STATED EXERCISE – From the line containing "What data populates" down to the final line of the entries below, quote every line verbatim. Exclude pictures.

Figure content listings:
>>>>

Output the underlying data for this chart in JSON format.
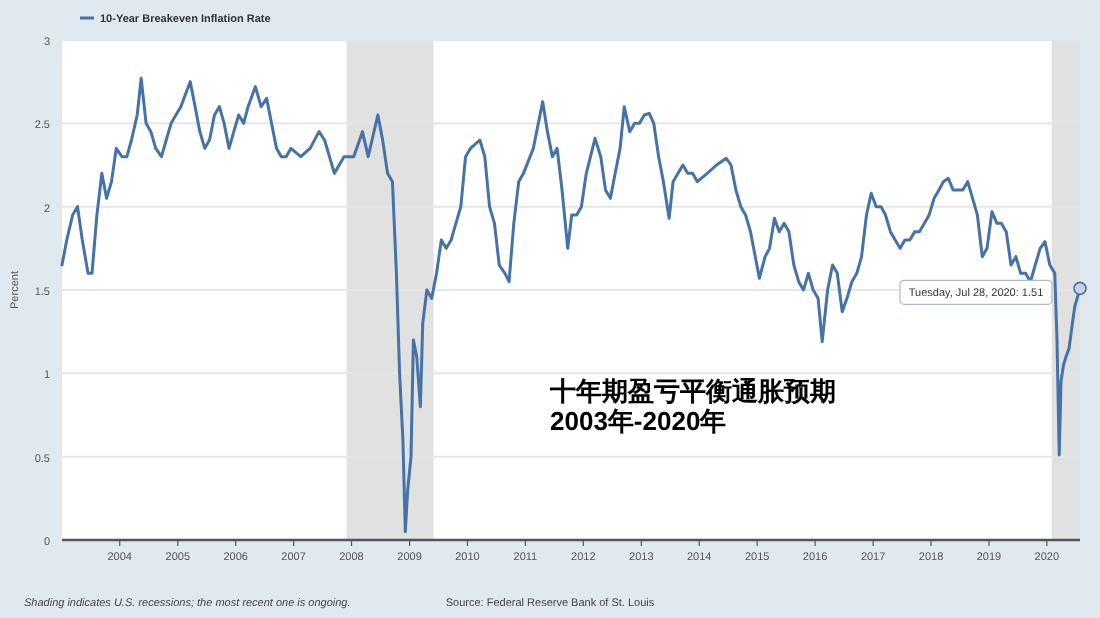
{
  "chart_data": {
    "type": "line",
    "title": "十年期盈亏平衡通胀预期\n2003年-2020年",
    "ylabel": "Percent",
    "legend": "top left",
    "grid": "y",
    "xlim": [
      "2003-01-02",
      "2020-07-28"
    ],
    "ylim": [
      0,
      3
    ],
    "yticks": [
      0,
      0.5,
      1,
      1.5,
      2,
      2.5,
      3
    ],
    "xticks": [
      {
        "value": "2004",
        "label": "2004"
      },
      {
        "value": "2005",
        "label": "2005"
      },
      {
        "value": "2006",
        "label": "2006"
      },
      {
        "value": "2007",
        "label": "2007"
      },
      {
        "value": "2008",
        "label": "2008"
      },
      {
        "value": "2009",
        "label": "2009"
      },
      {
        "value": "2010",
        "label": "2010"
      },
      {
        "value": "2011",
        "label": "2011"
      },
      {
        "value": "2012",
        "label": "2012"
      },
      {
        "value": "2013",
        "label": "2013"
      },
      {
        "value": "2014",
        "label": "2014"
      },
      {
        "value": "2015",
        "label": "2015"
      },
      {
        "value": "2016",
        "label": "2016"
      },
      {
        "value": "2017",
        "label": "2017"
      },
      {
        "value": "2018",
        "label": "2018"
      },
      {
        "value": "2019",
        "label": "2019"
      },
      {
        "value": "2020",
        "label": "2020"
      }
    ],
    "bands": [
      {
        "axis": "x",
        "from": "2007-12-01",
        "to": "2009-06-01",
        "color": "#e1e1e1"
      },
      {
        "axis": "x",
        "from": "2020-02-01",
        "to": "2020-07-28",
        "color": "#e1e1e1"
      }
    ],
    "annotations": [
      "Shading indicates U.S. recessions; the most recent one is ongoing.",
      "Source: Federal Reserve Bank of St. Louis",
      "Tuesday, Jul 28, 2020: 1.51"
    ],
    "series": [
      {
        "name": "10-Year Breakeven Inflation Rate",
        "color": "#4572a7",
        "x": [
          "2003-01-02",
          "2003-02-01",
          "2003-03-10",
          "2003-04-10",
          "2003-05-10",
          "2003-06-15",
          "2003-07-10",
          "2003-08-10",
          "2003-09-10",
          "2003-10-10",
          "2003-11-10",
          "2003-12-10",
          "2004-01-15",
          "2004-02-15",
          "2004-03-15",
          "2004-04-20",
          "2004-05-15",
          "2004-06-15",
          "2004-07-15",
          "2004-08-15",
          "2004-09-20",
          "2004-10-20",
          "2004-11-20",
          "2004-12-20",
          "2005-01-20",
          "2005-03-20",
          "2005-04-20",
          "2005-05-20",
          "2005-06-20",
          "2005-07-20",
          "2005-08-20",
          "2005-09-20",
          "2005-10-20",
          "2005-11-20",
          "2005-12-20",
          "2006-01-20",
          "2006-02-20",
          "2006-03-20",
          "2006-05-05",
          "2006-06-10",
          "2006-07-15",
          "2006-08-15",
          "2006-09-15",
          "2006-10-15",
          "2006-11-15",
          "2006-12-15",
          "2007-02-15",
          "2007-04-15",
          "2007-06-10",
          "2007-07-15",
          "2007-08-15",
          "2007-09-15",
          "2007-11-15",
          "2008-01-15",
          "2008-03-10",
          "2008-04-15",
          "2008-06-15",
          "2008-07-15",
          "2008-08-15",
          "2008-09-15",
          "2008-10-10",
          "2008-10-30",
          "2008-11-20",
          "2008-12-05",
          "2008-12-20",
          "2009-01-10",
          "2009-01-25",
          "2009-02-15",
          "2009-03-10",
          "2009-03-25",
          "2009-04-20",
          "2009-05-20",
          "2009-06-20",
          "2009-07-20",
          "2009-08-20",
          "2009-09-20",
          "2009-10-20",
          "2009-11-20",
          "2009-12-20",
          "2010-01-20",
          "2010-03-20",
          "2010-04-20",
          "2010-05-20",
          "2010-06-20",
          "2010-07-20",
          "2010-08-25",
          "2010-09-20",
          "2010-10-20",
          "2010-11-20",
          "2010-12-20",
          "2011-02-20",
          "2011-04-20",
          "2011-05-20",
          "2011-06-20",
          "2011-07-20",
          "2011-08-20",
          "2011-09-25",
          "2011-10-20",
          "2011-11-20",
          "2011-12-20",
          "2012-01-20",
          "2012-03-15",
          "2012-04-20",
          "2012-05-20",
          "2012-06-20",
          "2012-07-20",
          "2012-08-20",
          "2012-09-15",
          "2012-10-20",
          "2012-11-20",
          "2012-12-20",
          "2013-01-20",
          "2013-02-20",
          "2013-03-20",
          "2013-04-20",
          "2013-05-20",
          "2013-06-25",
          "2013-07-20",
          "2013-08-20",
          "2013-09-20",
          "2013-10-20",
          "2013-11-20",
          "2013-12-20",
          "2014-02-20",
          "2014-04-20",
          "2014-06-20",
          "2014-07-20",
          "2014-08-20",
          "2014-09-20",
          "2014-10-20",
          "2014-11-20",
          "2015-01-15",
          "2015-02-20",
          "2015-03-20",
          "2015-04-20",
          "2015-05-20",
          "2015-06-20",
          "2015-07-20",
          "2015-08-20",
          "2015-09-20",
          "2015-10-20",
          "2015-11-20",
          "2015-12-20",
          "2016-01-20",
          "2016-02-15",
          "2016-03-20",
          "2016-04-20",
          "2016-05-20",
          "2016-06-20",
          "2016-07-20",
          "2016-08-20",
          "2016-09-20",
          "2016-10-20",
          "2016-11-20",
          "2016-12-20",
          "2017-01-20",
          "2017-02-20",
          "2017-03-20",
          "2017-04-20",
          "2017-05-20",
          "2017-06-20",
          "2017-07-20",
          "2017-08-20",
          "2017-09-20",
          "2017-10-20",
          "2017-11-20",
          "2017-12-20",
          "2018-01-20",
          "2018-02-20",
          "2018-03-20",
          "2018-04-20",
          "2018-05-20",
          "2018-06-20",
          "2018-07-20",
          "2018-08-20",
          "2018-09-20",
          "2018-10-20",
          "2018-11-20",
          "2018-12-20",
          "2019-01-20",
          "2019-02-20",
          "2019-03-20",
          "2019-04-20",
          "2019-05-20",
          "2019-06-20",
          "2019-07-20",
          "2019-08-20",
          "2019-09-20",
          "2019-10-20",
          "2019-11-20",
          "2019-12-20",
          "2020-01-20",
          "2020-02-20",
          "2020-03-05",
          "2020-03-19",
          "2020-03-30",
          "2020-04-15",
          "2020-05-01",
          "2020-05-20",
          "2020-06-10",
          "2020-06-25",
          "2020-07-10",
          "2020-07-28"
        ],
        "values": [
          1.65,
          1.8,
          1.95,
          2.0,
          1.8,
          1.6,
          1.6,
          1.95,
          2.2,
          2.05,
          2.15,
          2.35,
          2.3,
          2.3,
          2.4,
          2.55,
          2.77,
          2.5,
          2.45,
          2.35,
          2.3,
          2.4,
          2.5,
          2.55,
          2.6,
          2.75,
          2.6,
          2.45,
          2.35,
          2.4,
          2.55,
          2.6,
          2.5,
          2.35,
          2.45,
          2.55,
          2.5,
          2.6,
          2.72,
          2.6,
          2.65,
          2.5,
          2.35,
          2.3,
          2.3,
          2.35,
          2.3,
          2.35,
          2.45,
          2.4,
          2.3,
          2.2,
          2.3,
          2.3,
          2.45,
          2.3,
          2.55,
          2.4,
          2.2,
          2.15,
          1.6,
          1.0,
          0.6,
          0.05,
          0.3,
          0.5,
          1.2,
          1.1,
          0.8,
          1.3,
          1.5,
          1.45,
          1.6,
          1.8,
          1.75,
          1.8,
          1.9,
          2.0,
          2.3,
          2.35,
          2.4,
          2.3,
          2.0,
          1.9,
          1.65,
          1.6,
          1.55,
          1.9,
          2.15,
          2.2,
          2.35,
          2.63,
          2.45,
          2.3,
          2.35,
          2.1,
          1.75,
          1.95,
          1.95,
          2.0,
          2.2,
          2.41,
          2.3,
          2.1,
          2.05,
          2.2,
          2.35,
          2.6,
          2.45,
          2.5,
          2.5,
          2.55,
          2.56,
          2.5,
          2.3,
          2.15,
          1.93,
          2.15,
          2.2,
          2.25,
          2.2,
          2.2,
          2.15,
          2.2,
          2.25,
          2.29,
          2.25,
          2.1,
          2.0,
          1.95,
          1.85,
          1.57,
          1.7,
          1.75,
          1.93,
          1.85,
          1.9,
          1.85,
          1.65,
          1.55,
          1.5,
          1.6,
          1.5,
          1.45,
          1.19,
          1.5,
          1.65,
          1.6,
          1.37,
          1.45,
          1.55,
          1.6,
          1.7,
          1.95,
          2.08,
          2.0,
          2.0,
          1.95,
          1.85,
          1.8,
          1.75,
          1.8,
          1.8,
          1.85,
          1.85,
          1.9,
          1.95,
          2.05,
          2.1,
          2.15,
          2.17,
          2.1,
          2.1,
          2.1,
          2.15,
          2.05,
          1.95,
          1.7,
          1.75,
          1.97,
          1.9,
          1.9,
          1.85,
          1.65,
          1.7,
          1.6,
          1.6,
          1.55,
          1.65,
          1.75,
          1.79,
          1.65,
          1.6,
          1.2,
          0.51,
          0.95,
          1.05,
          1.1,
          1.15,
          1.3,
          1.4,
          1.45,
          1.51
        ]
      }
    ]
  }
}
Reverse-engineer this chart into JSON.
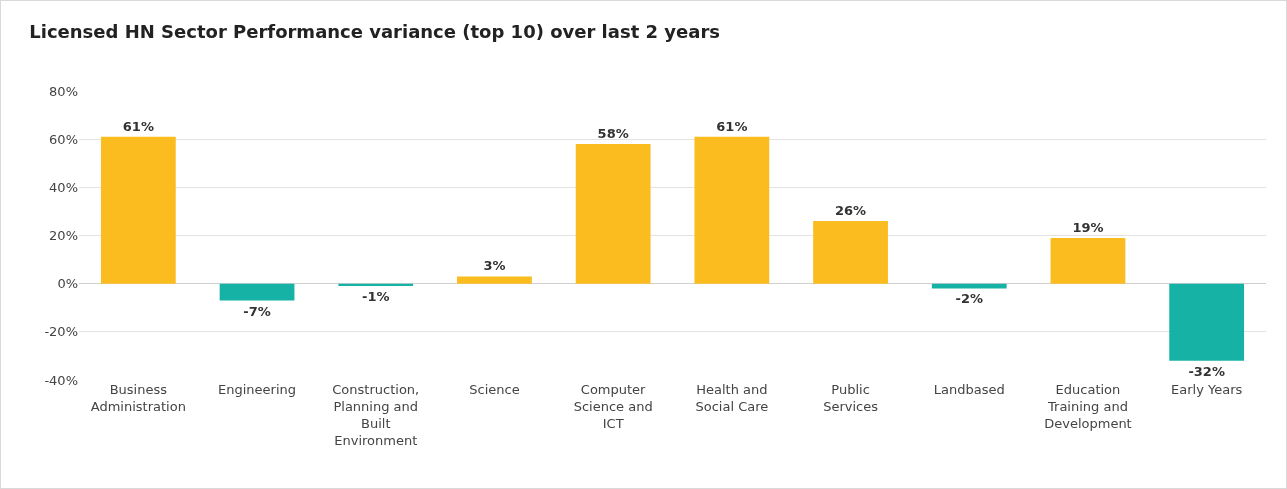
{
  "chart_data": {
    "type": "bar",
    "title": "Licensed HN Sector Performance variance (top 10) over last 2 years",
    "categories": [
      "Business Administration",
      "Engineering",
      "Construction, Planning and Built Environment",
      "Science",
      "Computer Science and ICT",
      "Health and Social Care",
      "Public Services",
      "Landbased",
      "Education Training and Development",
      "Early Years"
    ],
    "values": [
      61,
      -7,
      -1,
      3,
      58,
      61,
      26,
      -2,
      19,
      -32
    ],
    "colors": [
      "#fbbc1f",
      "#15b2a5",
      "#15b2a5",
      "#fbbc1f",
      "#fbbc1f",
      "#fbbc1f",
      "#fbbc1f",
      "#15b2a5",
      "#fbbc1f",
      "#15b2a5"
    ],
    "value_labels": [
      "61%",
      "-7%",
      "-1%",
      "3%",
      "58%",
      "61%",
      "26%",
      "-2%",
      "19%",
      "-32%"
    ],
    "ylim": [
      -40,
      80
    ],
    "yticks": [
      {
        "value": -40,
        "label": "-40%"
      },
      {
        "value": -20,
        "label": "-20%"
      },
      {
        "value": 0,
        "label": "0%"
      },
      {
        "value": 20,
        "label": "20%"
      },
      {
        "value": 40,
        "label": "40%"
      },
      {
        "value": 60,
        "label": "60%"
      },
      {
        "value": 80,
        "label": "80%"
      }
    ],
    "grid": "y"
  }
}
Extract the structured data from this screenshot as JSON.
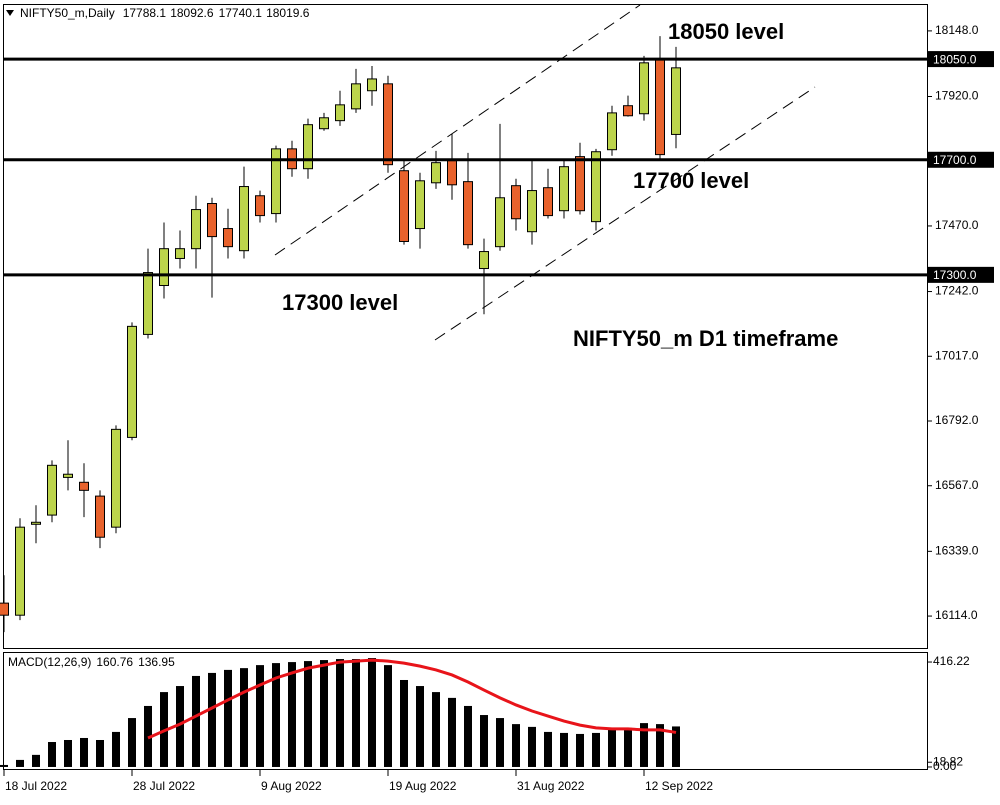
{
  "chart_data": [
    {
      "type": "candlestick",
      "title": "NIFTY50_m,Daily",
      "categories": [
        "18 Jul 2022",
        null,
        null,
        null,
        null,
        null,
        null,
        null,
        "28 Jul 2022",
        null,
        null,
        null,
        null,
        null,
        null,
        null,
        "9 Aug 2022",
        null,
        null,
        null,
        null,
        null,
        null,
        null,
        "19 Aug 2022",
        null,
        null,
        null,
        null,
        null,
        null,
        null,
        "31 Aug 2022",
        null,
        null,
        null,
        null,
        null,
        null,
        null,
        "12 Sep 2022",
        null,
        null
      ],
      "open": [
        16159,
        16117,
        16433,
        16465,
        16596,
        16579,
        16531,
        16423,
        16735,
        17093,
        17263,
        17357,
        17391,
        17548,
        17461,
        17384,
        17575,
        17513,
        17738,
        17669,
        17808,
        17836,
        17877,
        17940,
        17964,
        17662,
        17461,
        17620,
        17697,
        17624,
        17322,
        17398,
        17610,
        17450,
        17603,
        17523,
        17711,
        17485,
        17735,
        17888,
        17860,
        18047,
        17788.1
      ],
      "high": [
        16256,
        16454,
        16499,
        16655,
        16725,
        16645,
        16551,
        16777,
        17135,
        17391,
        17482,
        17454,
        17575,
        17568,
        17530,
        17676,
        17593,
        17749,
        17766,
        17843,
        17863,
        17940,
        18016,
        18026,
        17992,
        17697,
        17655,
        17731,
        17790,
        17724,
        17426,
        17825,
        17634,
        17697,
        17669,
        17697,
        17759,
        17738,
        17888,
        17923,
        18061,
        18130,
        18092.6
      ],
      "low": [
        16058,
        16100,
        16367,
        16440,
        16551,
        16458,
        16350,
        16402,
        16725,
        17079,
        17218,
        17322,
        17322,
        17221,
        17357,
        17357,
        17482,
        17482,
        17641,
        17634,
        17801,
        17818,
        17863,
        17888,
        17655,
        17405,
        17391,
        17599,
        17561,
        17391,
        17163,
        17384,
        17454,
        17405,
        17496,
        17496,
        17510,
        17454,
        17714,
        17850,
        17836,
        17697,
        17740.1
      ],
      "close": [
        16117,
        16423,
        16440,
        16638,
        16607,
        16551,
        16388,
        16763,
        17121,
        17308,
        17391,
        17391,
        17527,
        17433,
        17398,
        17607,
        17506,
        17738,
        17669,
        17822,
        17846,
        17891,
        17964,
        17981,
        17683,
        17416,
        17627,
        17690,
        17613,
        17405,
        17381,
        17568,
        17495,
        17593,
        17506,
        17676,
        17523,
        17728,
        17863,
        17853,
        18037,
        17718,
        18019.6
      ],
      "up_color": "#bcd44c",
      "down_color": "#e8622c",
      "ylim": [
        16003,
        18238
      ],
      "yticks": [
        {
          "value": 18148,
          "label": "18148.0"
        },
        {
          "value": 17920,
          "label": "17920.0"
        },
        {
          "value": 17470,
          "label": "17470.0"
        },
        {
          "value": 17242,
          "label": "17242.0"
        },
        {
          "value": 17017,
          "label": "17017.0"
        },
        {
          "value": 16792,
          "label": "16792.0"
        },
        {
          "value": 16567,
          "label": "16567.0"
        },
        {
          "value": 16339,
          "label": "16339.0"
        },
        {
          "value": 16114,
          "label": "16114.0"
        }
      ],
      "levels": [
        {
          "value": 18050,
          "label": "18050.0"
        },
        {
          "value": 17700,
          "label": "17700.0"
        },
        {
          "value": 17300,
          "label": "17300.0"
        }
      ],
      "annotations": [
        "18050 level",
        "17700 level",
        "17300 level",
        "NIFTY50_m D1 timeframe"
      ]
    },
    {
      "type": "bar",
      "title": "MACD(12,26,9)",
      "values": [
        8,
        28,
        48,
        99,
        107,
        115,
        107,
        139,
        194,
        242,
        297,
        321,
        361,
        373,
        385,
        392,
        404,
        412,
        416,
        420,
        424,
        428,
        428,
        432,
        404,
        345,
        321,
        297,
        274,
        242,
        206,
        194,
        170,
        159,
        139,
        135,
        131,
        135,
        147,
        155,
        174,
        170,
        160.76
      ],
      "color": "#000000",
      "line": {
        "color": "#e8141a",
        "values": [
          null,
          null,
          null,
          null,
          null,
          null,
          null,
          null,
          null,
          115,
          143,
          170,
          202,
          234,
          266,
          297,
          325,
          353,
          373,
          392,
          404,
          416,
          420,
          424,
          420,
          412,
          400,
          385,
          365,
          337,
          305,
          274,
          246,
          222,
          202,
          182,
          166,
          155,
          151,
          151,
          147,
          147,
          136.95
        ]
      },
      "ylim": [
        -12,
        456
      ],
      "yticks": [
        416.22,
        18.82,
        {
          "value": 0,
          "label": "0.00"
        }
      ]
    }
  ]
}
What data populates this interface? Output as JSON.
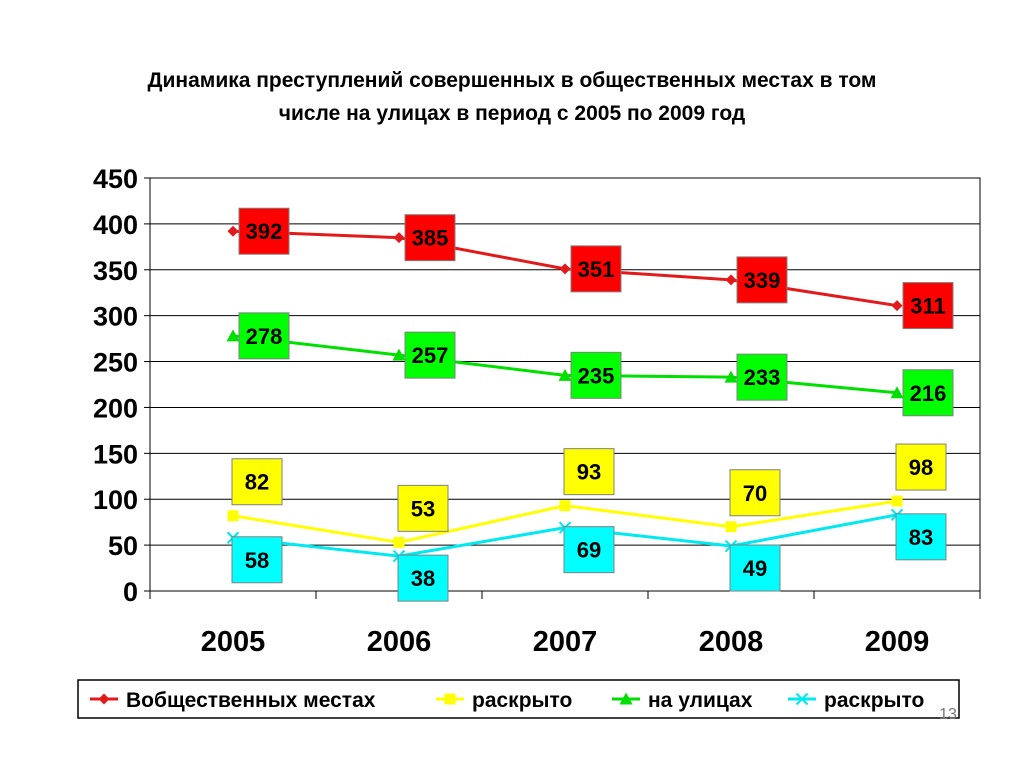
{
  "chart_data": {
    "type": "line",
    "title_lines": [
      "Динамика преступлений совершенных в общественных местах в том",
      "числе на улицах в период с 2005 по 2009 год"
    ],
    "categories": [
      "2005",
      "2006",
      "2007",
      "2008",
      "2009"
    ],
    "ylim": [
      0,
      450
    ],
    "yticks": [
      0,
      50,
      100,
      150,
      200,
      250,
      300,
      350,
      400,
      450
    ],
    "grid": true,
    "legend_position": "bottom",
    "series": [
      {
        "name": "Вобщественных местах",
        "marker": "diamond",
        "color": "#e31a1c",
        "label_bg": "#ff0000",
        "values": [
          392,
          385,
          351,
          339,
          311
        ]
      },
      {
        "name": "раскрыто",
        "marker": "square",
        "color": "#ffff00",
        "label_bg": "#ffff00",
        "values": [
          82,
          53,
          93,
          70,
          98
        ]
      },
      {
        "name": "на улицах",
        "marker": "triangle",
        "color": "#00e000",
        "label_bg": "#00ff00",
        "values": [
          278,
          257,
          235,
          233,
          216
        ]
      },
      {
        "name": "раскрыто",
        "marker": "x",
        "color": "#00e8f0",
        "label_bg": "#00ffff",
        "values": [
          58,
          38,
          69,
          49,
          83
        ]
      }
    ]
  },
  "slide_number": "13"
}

<<<<

FINAL RESULT –
What data populates this interface? Output as JSON.
{
  "chart_data": {
    "type": "line",
    "title_lines": [
      "Динамика преступлений совершенных в общественных местах в том",
      "числе на улицах в период с 2005 по 2009 год"
    ],
    "categories": [
      "2005",
      "2006",
      "2007",
      "2008",
      "2009"
    ],
    "ylim": [
      0,
      450
    ],
    "yticks": [
      0,
      50,
      100,
      150,
      200,
      250,
      300,
      350,
      400,
      450
    ],
    "grid": true,
    "legend_position": "bottom",
    "series": [
      {
        "name": "Вобщественных местах",
        "marker": "diamond",
        "color": "#e31a1c",
        "label_bg": "#ff0000",
        "values": [
          392,
          385,
          351,
          339,
          311
        ]
      },
      {
        "name": "раскрыто",
        "marker": "square",
        "color": "#ffff00",
        "label_bg": "#ffff00",
        "values": [
          82,
          53,
          93,
          70,
          98
        ]
      },
      {
        "name": "на улицах",
        "marker": "triangle",
        "color": "#00e000",
        "label_bg": "#00ff00",
        "values": [
          278,
          257,
          235,
          233,
          216
        ]
      },
      {
        "name": "раскрыто",
        "marker": "x",
        "color": "#00e8f0",
        "label_bg": "#00ffff",
        "values": [
          58,
          38,
          69,
          49,
          83
        ]
      }
    ]
  },
  "slide_number": "13"
}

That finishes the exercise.